▸ **WHAT THE EXERCISE ASKS**
Leave out the pictures and copy every record exactly.
==*==
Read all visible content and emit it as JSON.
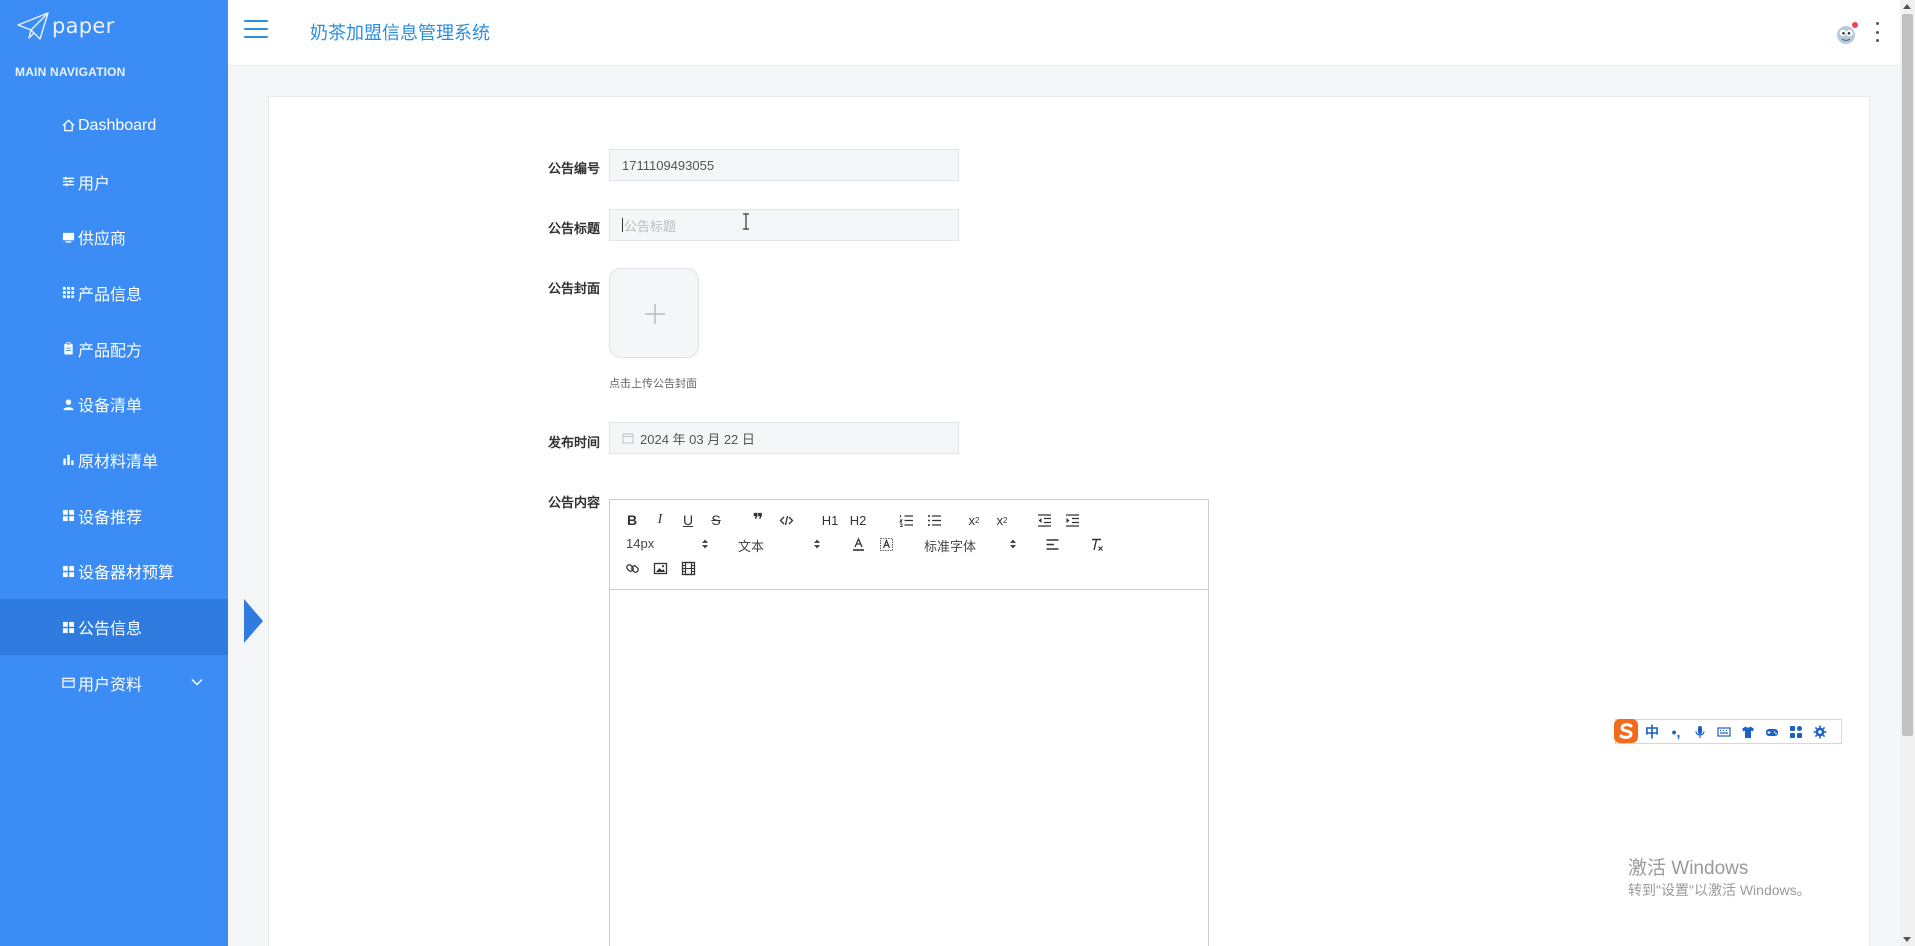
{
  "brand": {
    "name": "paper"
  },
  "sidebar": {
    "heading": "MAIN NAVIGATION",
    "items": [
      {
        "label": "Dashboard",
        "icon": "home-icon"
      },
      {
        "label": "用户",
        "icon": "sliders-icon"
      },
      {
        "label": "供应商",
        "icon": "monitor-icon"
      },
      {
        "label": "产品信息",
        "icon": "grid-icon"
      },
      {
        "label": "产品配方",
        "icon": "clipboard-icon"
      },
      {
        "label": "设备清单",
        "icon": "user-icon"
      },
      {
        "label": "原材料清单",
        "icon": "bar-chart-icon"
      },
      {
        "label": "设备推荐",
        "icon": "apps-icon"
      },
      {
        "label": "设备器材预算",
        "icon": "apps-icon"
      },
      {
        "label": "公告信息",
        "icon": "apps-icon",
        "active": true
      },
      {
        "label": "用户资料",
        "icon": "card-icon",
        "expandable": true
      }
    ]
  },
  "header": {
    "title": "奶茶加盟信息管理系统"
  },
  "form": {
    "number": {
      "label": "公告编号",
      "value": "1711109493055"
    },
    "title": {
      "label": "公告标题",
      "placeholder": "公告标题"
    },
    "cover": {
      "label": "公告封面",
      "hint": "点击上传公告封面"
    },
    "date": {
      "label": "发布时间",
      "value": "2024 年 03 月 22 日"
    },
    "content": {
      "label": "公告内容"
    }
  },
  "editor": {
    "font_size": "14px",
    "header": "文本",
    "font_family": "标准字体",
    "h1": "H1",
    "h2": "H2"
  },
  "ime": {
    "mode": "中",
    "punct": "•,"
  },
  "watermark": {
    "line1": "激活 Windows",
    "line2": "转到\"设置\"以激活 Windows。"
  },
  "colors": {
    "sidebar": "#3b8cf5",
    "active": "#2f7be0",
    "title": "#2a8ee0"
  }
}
==*==
▸ **SOLUTION TO THE PROBLEM**
Read all visible content and emit it as JSON.
{
  "brand": {
    "name": "paper"
  },
  "sidebar": {
    "heading": "MAIN NAVIGATION",
    "items": [
      {
        "label": "Dashboard",
        "icon": "home-icon"
      },
      {
        "label": "用户",
        "icon": "sliders-icon"
      },
      {
        "label": "供应商",
        "icon": "monitor-icon"
      },
      {
        "label": "产品信息",
        "icon": "grid-icon"
      },
      {
        "label": "产品配方",
        "icon": "clipboard-icon"
      },
      {
        "label": "设备清单",
        "icon": "user-icon"
      },
      {
        "label": "原材料清单",
        "icon": "bar-chart-icon"
      },
      {
        "label": "设备推荐",
        "icon": "apps-icon"
      },
      {
        "label": "设备器材预算",
        "icon": "apps-icon"
      },
      {
        "label": "公告信息",
        "icon": "apps-icon",
        "active": true
      },
      {
        "label": "用户资料",
        "icon": "card-icon",
        "expandable": true
      }
    ]
  },
  "header": {
    "title": "奶茶加盟信息管理系统"
  },
  "form": {
    "number": {
      "label": "公告编号",
      "value": "1711109493055"
    },
    "title": {
      "label": "公告标题",
      "placeholder": "公告标题"
    },
    "cover": {
      "label": "公告封面",
      "hint": "点击上传公告封面"
    },
    "date": {
      "label": "发布时间",
      "value": "2024 年 03 月 22 日"
    },
    "content": {
      "label": "公告内容"
    }
  },
  "editor": {
    "font_size": "14px",
    "header": "文本",
    "font_family": "标准字体",
    "h1": "H1",
    "h2": "H2"
  },
  "ime": {
    "mode": "中",
    "punct": "•,"
  },
  "watermark": {
    "line1": "激活 Windows",
    "line2": "转到\"设置\"以激活 Windows。"
  },
  "colors": {
    "sidebar": "#3b8cf5",
    "active": "#2f7be0",
    "title": "#2a8ee0"
  }
}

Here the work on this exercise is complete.